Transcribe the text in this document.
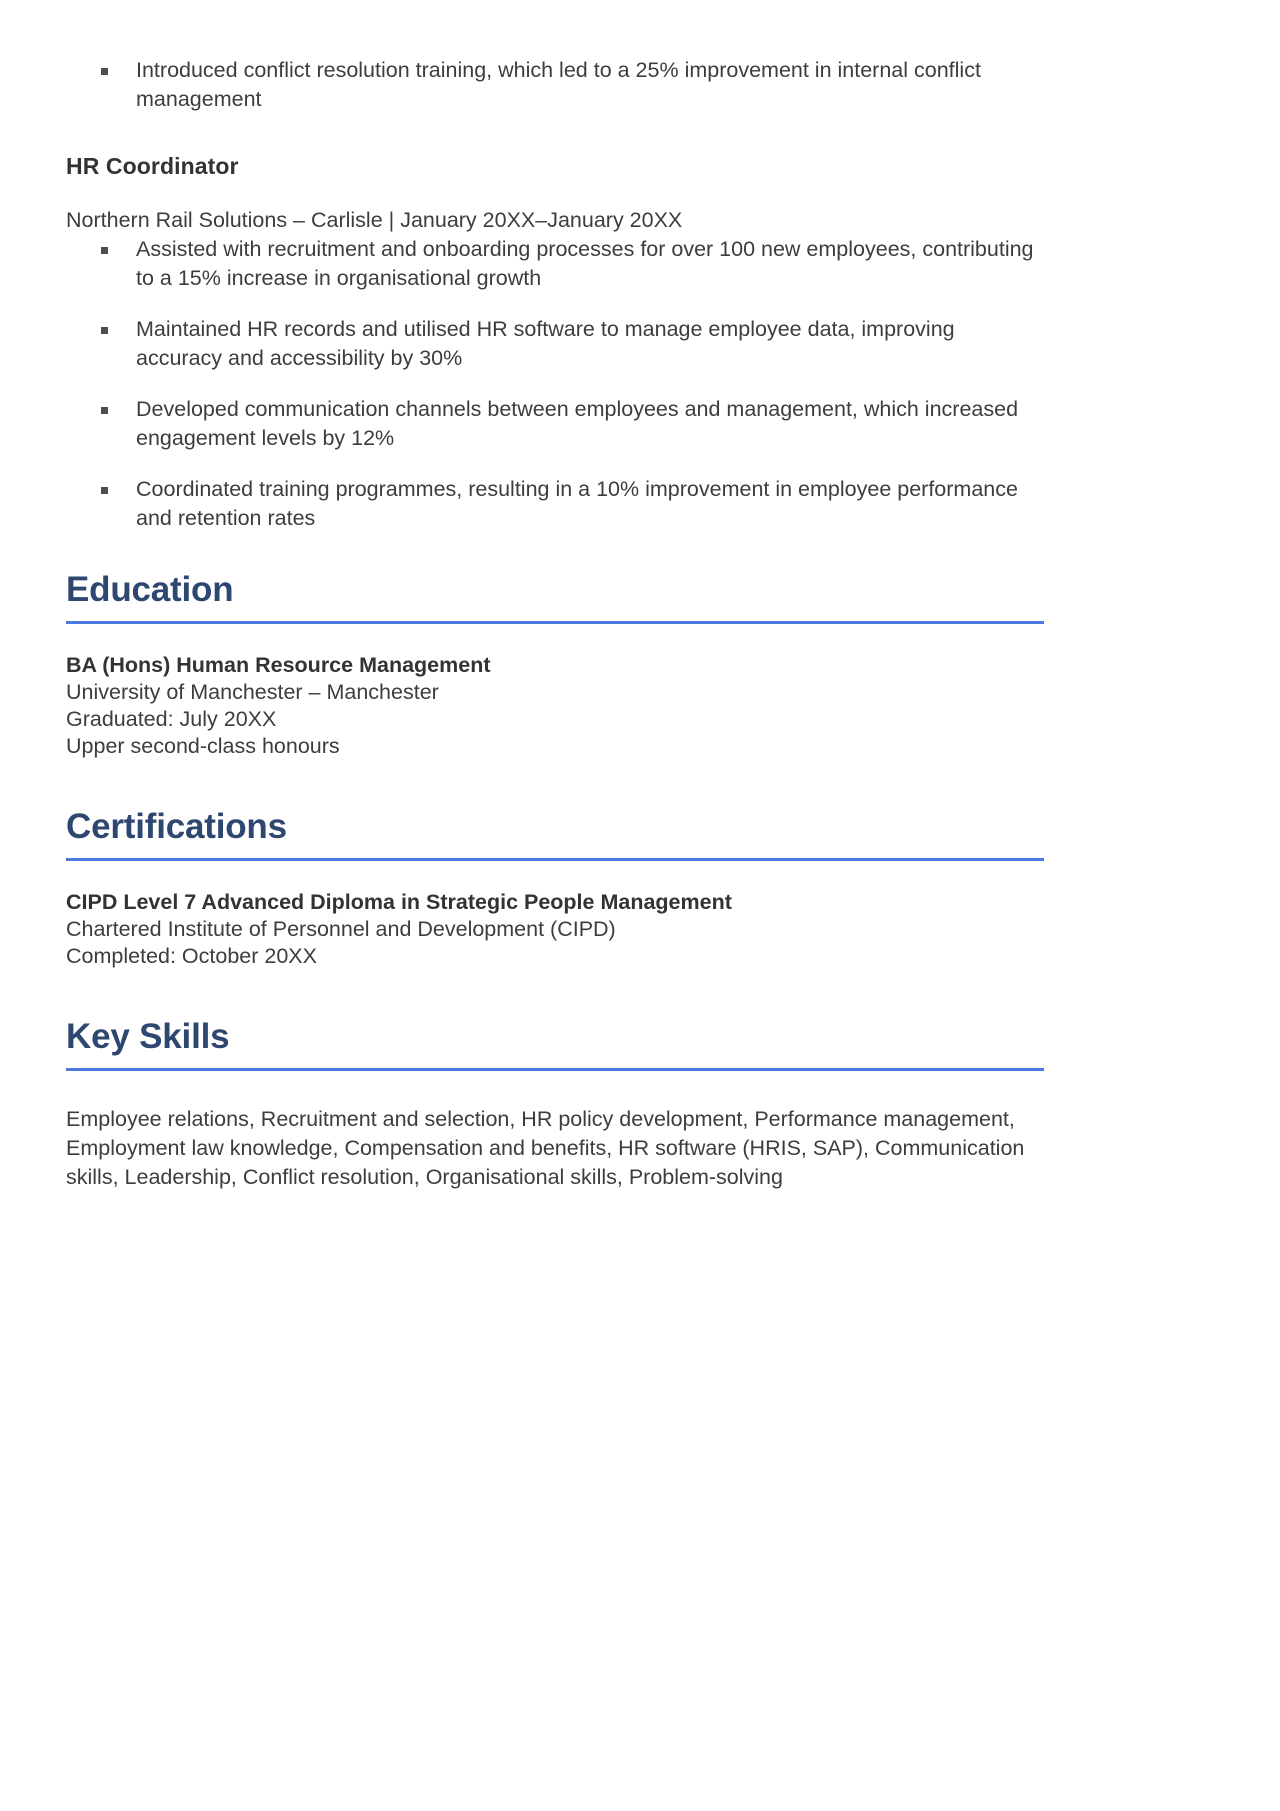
Introduced conflict resolution training, which led to a 25% improvement in internal conflict management
HR Coordinator

Northern Rail Solutions – Carlisle | January 20XX–January 20XX

Assisted with recruitment and onboarding processes for over 100 new employees, contributing to a 15% increase in organisational growth
Maintained HR records and utilised HR software to manage employee data, improving accuracy and accessibility by 30%
Developed communication channels between employees and management, which increased engagement levels by 12%
Coordinated training programmes, resulting in a 10% improvement in employee performance and retention rates
Education
BA (Hons) Human Resource Management
University of Manchester – Manchester
Graduated: July 20XX
Upper second-class honours
Certifications
CIPD Level 7 Advanced Diploma in Strategic People Management
Chartered Institute of Personnel and Development (CIPD)
Completed: October 20XX
Key Skills

Employee relations, Recruitment and selection, HR policy development, Performance management, Employment law knowledge, Compensation and benefits, HR software (HRIS, SAP), Communication skills, Leadership, Conflict resolution, Organisational skills, Problem-solving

■ **Set task**: Scan the listing above for the word "resolution" and show each line where it is found.

■ **Solution**:
Introduced conflict resolution training, which led to a 25% improvement in internal conflict management
Employee relations, Recruitment and selection, HR policy development, Performance management, Employment law knowledge, Compensation and benefits, HR software (HRIS, SAP), Communication skills, Leadership, Conflict resolution, Organisational skills, Problem-solving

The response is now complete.